### STATED EXERCISE
Lay out the lines of the records below as a Markdown table with the columns Row and Line, giving each line a row number and skipping blank lines. Start at the line that has "watermark-url: 110cx.com bbox=[688, 2030, 918, 2074]" and stop after the line that has "message-bubble-sent[interactable]: 我已经打了很多电话去咨询你的 事，不要认为你合法".

========

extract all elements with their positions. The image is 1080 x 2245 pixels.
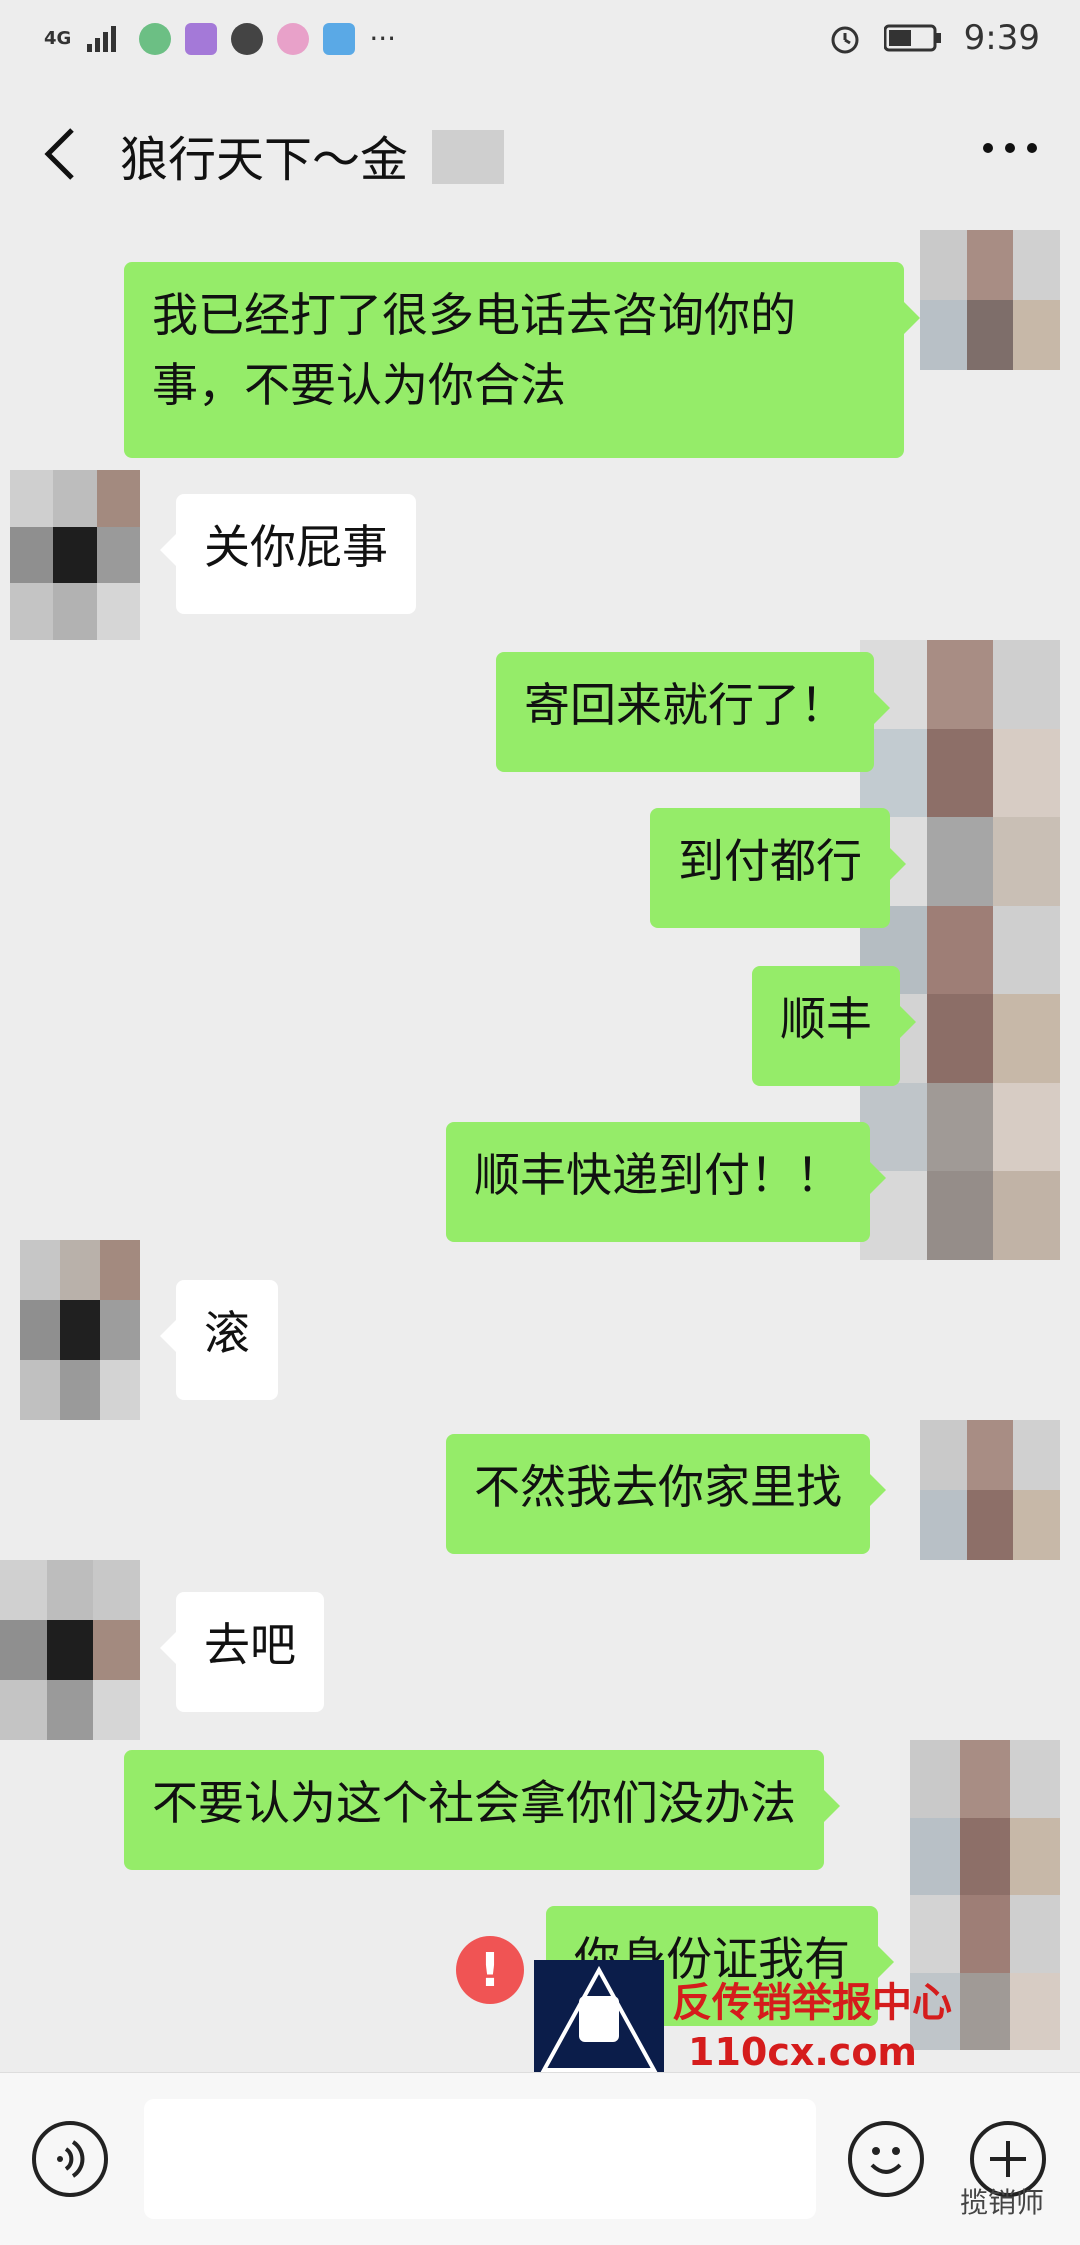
watermark-url: 110cx.com bbox=[688, 2030, 918, 2074]
watermark-brand: 揽销师 bbox=[960, 2186, 1045, 2219]
contact-avatar[interactable] bbox=[0, 1560, 140, 1740]
message-bubble-sent[interactable]: 我已经打了很多电话去咨询你的 事，不要认为你合法 bbox=[124, 262, 920, 458]
name-blur bbox=[432, 130, 504, 184]
app-notification-icon bbox=[139, 22, 172, 55]
app-notification-icon bbox=[185, 22, 218, 55]
message-bubble-received[interactable]: 滚 bbox=[160, 1280, 278, 1400]
my-avatar[interactable] bbox=[860, 640, 1060, 1260]
watermark-title: 反传销举报中心 bbox=[672, 1980, 952, 2026]
message-bubble-sent[interactable]: 到付都行 bbox=[650, 808, 906, 928]
message-bubble-sent[interactable]: 寄回来就行了！ bbox=[496, 652, 890, 772]
message-bubble-received[interactable]: 关你屁事 bbox=[160, 494, 416, 614]
alarm-icon bbox=[831, 26, 859, 54]
message-bubble-sent[interactable]: 不要认为这个社会拿你们没办法 bbox=[124, 1750, 840, 1870]
watermark-logo bbox=[534, 1960, 664, 2080]
more-notifications: ··· bbox=[369, 22, 397, 55]
message-bubble-sent[interactable]: 不然我去你家里找 bbox=[446, 1434, 886, 1554]
status-bar: 4G ··· 9:39 bbox=[0, 0, 1080, 80]
voice-icon[interactable] bbox=[32, 2121, 108, 2197]
my-avatar[interactable] bbox=[920, 1420, 1060, 1560]
emoji-icon[interactable] bbox=[848, 2121, 924, 2197]
chat-header: 狼行天下～金 bbox=[0, 80, 1080, 230]
message-bubble-sent[interactable]: 顺丰 bbox=[752, 966, 916, 1086]
contact-avatar[interactable] bbox=[20, 1240, 140, 1420]
app-notification-icon bbox=[323, 22, 356, 55]
back-arrow-icon[interactable] bbox=[40, 124, 80, 184]
message-bubble-received[interactable]: 去吧 bbox=[160, 1592, 324, 1712]
send-failed-icon[interactable]: ! bbox=[456, 1936, 524, 2004]
my-avatar[interactable] bbox=[920, 230, 1060, 370]
battery-icon bbox=[883, 24, 941, 52]
app-notification-icon bbox=[231, 22, 264, 55]
chat-title: 狼行天下～金 bbox=[120, 132, 409, 188]
app-notification-icon bbox=[277, 22, 310, 55]
network-label: 4G bbox=[44, 28, 72, 49]
more-options-icon[interactable] bbox=[980, 128, 1040, 168]
input-toolbar: 揽销师 bbox=[0, 2072, 1080, 2245]
clock-time: 9:39 bbox=[963, 18, 1040, 58]
contact-avatar[interactable] bbox=[10, 470, 140, 640]
message-bubble-sent[interactable]: 顺丰快递到付！！ bbox=[446, 1122, 886, 1242]
signal-icon bbox=[87, 25, 117, 52]
message-input[interactable] bbox=[144, 2099, 816, 2219]
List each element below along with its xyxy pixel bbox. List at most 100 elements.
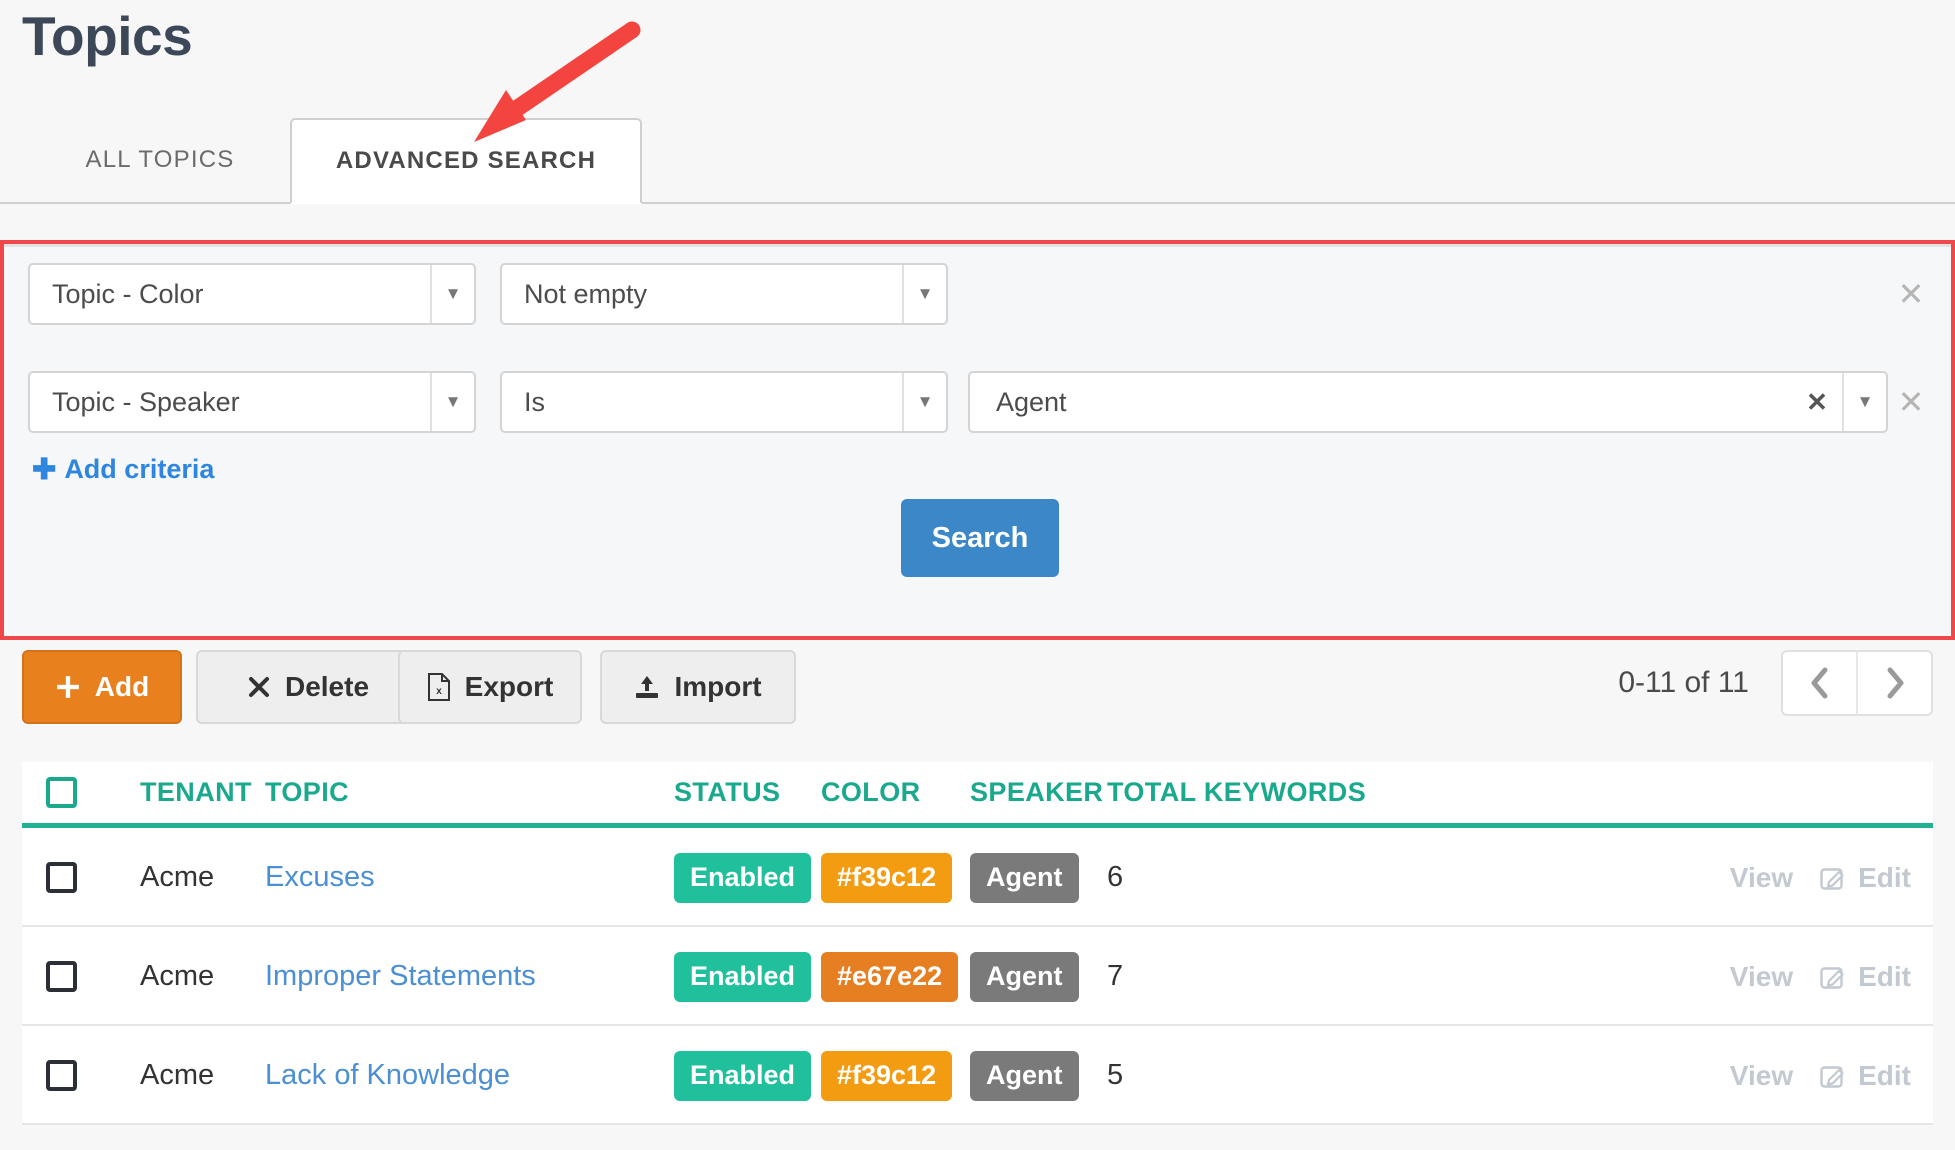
edit-link[interactable]: Edit — [1819, 862, 1911, 894]
criteria-field-select-2[interactable]: Topic - Speaker ▼ — [28, 371, 476, 433]
select-all-checkbox-cell — [46, 762, 77, 823]
column-header-status[interactable]: STATUS — [674, 762, 780, 823]
export-button[interactable]: x Export — [398, 650, 582, 724]
upload-icon — [636, 676, 659, 698]
criteria-operator-select-1[interactable]: Not empty ▼ — [500, 263, 948, 325]
chevron-down-icon[interactable]: ▼ — [1842, 373, 1886, 431]
view-link[interactable]: View — [1730, 1060, 1793, 1092]
pagination-range: 0-11 of 11 — [1618, 666, 1749, 699]
speaker-badge: Agent — [970, 1050, 1079, 1101]
delete-button-label: Delete — [284, 671, 370, 702]
criteria-row: Topic - Color ▼ Not empty ▼ ✕ — [4, 263, 1951, 335]
cell-color: #f39c12 — [821, 1026, 953, 1125]
search-button[interactable]: Search — [901, 499, 1059, 577]
view-link[interactable]: View — [1730, 862, 1793, 894]
criteria-field-value-2: Topic - Speaker — [52, 386, 240, 417]
criteria-field-value-1: Topic - Color — [52, 278, 204, 309]
cell-status: Enabled — [674, 828, 812, 927]
row-actions: View Edit — [1730, 828, 1911, 927]
edit-link[interactable]: Edit — [1819, 1060, 1911, 1092]
row-checkbox[interactable] — [46, 862, 77, 893]
add-criteria-label: Add criteria — [64, 454, 215, 484]
cell-tenant: Acme — [140, 960, 215, 992]
criteria-operator-select-2[interactable]: Is ▼ — [500, 371, 948, 433]
cell-topic-link[interactable]: Improper Statements — [265, 927, 536, 1026]
color-badge: #e67e22 — [821, 951, 959, 1002]
edit-link-label: Edit — [1858, 861, 1911, 893]
speaker-badge: Agent — [970, 852, 1079, 903]
cell-total-keywords: 7 — [1107, 960, 1124, 992]
criteria-field-select-1[interactable]: Topic - Color ▼ — [28, 263, 476, 325]
table-row: Acme Improper Statements Enabled #e67e22… — [22, 927, 1933, 1026]
import-button[interactable]: Import — [600, 650, 796, 724]
column-header-total-keywords[interactable]: TOTAL KEYWORDS — [1107, 762, 1366, 823]
edit-pencil-icon — [1820, 867, 1844, 890]
column-header-speaker[interactable]: SPEAKER — [970, 762, 1103, 823]
advanced-search-panel-highlight: Topic - Color ▼ Not empty ▼ ✕ Topic - Sp… — [0, 240, 1955, 640]
edit-pencil-icon — [1820, 966, 1844, 989]
search-button-label: Search — [931, 521, 1029, 554]
chevron-left-icon — [1811, 667, 1827, 699]
status-badge: Enabled — [674, 951, 812, 1002]
add-criteria-link[interactable]: ✚ Add criteria — [32, 452, 214, 487]
pagination-next-button[interactable] — [1857, 650, 1933, 716]
edit-link-label: Edit — [1858, 960, 1911, 992]
edit-link[interactable]: Edit — [1819, 961, 1911, 993]
row-actions: View Edit — [1730, 1026, 1911, 1125]
view-link[interactable]: View — [1730, 961, 1793, 993]
column-header-tenant[interactable]: TENANT — [140, 762, 252, 823]
chevron-right-icon — [1887, 667, 1903, 699]
cell-tenant: Acme — [140, 861, 215, 893]
criteria-value-select-2[interactable]: Agent ✕ ▼ — [968, 371, 1888, 433]
column-header-color[interactable]: COLOR — [821, 762, 921, 823]
cell-status: Enabled — [674, 1026, 812, 1125]
chevron-down-icon: ▼ — [430, 373, 474, 431]
remove-criteria-button-2[interactable]: ✕ — [1894, 385, 1928, 419]
criteria-value-text-2: Agent — [996, 386, 1067, 417]
select-all-checkbox[interactable] — [46, 777, 77, 808]
speaker-badge: Agent — [970, 951, 1079, 1002]
plus-icon — [56, 676, 79, 698]
status-badge: Enabled — [674, 852, 812, 903]
cell-color: #f39c12 — [821, 828, 953, 927]
cell-status: Enabled — [674, 927, 812, 1026]
row-checkbox[interactable] — [46, 961, 77, 992]
row-checkbox-cell — [46, 828, 77, 927]
cell-total-keywords: 5 — [1107, 1059, 1124, 1091]
row-actions: View Edit — [1730, 927, 1911, 1026]
advanced-search-panel: Topic - Color ▼ Not empty ▼ ✕ Topic - Sp… — [4, 244, 1951, 636]
criteria-row: Topic - Speaker ▼ Is ▼ Agent ✕ ▼ ✕ — [4, 371, 1951, 443]
add-button[interactable]: Add — [22, 650, 182, 724]
table-row: Acme Lack of Knowledge Enabled #f39c12 A… — [22, 1026, 1933, 1125]
tab-bar: ALL TOPICS ADVANCED SEARCH — [0, 118, 1955, 204]
cell-speaker: Agent — [970, 828, 1079, 927]
cell-tenant: Acme — [140, 1059, 215, 1091]
chevron-down-icon: ▼ — [902, 373, 946, 431]
criteria-operator-value-2: Is — [524, 386, 546, 417]
cell-speaker: Agent — [970, 927, 1079, 1026]
color-badge: #f39c12 — [821, 852, 953, 903]
edit-pencil-icon — [1820, 1065, 1844, 1088]
clear-value-icon[interactable]: ✕ — [1792, 373, 1842, 431]
cell-topic-link[interactable]: Lack of Knowledge — [265, 1026, 510, 1125]
pagination-controls — [1781, 650, 1933, 716]
cell-total-keywords: 6 — [1107, 861, 1124, 893]
chevron-down-icon: ▼ — [902, 265, 946, 323]
tab-all-topics[interactable]: ALL TOPICS — [30, 118, 290, 204]
color-badge: #f39c12 — [821, 1050, 953, 1101]
topics-page: Topics ALL TOPICS ADVANCED SEARCH Topic … — [0, 0, 1955, 1150]
pagination-prev-button[interactable] — [1781, 650, 1857, 716]
plus-icon: ✚ — [32, 454, 57, 486]
status-badge: Enabled — [674, 1050, 812, 1101]
table-toolbar: Add Delete x Export Import 0-11 of 11 — [0, 650, 1955, 750]
row-checkbox[interactable] — [46, 1060, 77, 1091]
tab-advanced-search[interactable]: ADVANCED SEARCH — [290, 118, 642, 204]
import-button-label: Import — [674, 671, 762, 702]
row-checkbox-cell — [46, 927, 77, 1026]
remove-criteria-button-1[interactable]: ✕ — [1894, 277, 1928, 311]
column-header-topic[interactable]: TOPIC — [265, 762, 349, 823]
delete-button[interactable]: Delete — [196, 650, 420, 724]
table-header-row: TENANT TOPIC STATUS COLOR SPEAKER TOTAL … — [22, 762, 1933, 828]
excel-file-icon: x — [427, 673, 450, 701]
cell-topic-link[interactable]: Excuses — [265, 828, 375, 927]
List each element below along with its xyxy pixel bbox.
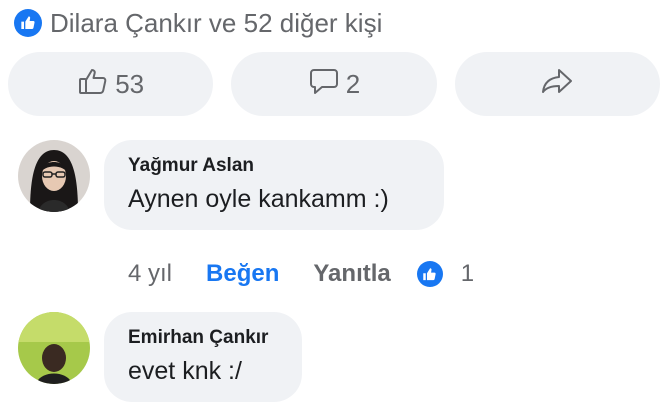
likes-summary-text: Dilara Çankır ve 52 diğer kişi [50,7,383,38]
like-icon [14,9,42,37]
comment-bubble: Emirhan Çankır evet knk :/ [104,312,302,402]
comment-text: Aynen oyle kankamm :) [128,185,389,213]
comment-button[interactable]: 2 [231,52,437,116]
comment-author[interactable]: Yağmur Aslan [128,154,420,178]
speech-bubble-icon [308,66,340,103]
share-button[interactable] [454,52,660,116]
likes-summary[interactable]: Dilara Çankır ve 52 diğer kişi [14,6,382,40]
comment-meta: 4 yıl Beğen Yanıtla 1 [128,256,474,292]
comment: Yağmur Aslan Aynen oyle kankamm :) [18,140,444,230]
comment-bubble: Yağmur Aslan Aynen oyle kankamm :) [104,140,444,230]
comment-time[interactable]: 4 yıl [128,260,172,288]
share-arrow-icon [540,66,574,103]
reaction-count: 1 [460,260,475,287]
post-action-bar: 53 2 [8,52,660,116]
avatar[interactable] [18,312,90,384]
like-reaction-icon[interactable] [416,261,443,287]
comment-text: evet knk :/ [128,357,242,385]
comment-author[interactable]: Emirhan Çankır [128,326,278,350]
comment-count: 2 [345,68,361,99]
comment-like-link[interactable]: Beğen [206,260,279,288]
comment: Emirhan Çankır evet knk :/ [18,312,302,402]
avatar[interactable] [18,140,90,212]
comment-reply-link[interactable]: Yanıtla [313,260,390,288]
like-count: 53 [115,68,145,99]
like-button[interactable]: 53 [8,52,214,116]
thumbs-up-icon [77,66,109,103]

========

### CORRECT ANSWER
| Row | Line |
|---|---|
| 1 | watermark-url: 110cx.com bbox=[688, 2030, 918, 2074] |
| 2 | watermark-brand: 揽销师 bbox=[960, 2186, 1045, 2219] |
| 3 | contact-avatar[interactable] bbox=[0, 1560, 140, 1740] |
| 4 | message-bubble-sent[interactable]: 我已经打了很多电话去咨询你的 事，不要认为你合法 bbox=[124, 262, 920, 458] |